WHAT IS ASKED:
Transcribe each record below word for word.

Stored data:

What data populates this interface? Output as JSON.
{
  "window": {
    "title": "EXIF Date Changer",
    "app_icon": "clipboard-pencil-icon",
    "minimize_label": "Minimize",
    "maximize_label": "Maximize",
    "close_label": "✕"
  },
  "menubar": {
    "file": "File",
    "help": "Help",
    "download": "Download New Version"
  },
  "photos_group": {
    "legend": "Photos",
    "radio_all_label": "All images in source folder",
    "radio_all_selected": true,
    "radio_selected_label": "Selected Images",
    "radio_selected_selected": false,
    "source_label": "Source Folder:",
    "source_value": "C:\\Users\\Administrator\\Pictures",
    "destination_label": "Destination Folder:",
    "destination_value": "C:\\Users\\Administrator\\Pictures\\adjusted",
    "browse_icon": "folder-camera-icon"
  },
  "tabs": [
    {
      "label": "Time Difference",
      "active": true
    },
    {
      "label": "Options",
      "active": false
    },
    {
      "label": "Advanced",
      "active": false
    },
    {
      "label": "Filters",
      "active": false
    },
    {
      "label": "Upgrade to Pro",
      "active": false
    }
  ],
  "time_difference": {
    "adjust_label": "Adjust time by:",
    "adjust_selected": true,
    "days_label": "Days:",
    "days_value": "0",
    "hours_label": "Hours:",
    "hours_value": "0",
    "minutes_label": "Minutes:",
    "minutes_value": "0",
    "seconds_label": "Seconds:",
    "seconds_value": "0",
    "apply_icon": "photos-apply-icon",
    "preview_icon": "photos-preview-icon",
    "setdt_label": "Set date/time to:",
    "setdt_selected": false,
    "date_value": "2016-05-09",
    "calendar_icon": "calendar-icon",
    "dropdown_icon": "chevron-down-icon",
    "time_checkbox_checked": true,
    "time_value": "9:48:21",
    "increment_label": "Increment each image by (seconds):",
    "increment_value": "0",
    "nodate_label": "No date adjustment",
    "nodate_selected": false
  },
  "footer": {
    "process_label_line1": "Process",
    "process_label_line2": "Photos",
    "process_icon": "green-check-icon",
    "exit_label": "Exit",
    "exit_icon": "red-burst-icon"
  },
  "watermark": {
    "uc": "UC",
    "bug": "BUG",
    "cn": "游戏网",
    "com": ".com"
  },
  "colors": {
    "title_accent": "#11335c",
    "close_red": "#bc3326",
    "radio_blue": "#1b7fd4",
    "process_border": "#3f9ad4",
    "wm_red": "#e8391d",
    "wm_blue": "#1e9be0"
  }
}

SOLUTION FOR THIS PROBLEM:
What data populates this interface? Output as JSON.
{
  "window": {
    "title": "EXIF Date Changer",
    "app_icon": "clipboard-pencil-icon",
    "minimize_label": "Minimize",
    "maximize_label": "Maximize",
    "close_label": "✕"
  },
  "menubar": {
    "file": "File",
    "help": "Help",
    "download": "Download New Version"
  },
  "photos_group": {
    "legend": "Photos",
    "radio_all_label": "All images in source folder",
    "radio_all_selected": true,
    "radio_selected_label": "Selected Images",
    "radio_selected_selected": false,
    "source_label": "Source Folder:",
    "source_value": "C:\\Users\\Administrator\\Pictures",
    "destination_label": "Destination Folder:",
    "destination_value": "C:\\Users\\Administrator\\Pictures\\adjusted",
    "browse_icon": "folder-camera-icon"
  },
  "tabs": [
    {
      "label": "Time Difference",
      "active": true
    },
    {
      "label": "Options",
      "active": false
    },
    {
      "label": "Advanced",
      "active": false
    },
    {
      "label": "Filters",
      "active": false
    },
    {
      "label": "Upgrade to Pro",
      "active": false
    }
  ],
  "time_difference": {
    "adjust_label": "Adjust time by:",
    "adjust_selected": true,
    "days_label": "Days:",
    "days_value": "0",
    "hours_label": "Hours:",
    "hours_value": "0",
    "minutes_label": "Minutes:",
    "minutes_value": "0",
    "seconds_label": "Seconds:",
    "seconds_value": "0",
    "apply_icon": "photos-apply-icon",
    "preview_icon": "photos-preview-icon",
    "setdt_label": "Set date/time to:",
    "setdt_selected": false,
    "date_value": "2016-05-09",
    "calendar_icon": "calendar-icon",
    "dropdown_icon": "chevron-down-icon",
    "time_checkbox_checked": true,
    "time_value": "9:48:21",
    "increment_label": "Increment each image by (seconds):",
    "increment_value": "0",
    "nodate_label": "No date adjustment",
    "nodate_selected": false
  },
  "footer": {
    "process_label_line1": "Process",
    "process_label_line2": "Photos",
    "process_icon": "green-check-icon",
    "exit_label": "Exit",
    "exit_icon": "red-burst-icon"
  },
  "watermark": {
    "uc": "UC",
    "bug": "BUG",
    "cn": "游戏网",
    "com": ".com"
  },
  "colors": {
    "title_accent": "#11335c",
    "close_red": "#bc3326",
    "radio_blue": "#1b7fd4",
    "process_border": "#3f9ad4",
    "wm_red": "#e8391d",
    "wm_blue": "#1e9be0"
  }
}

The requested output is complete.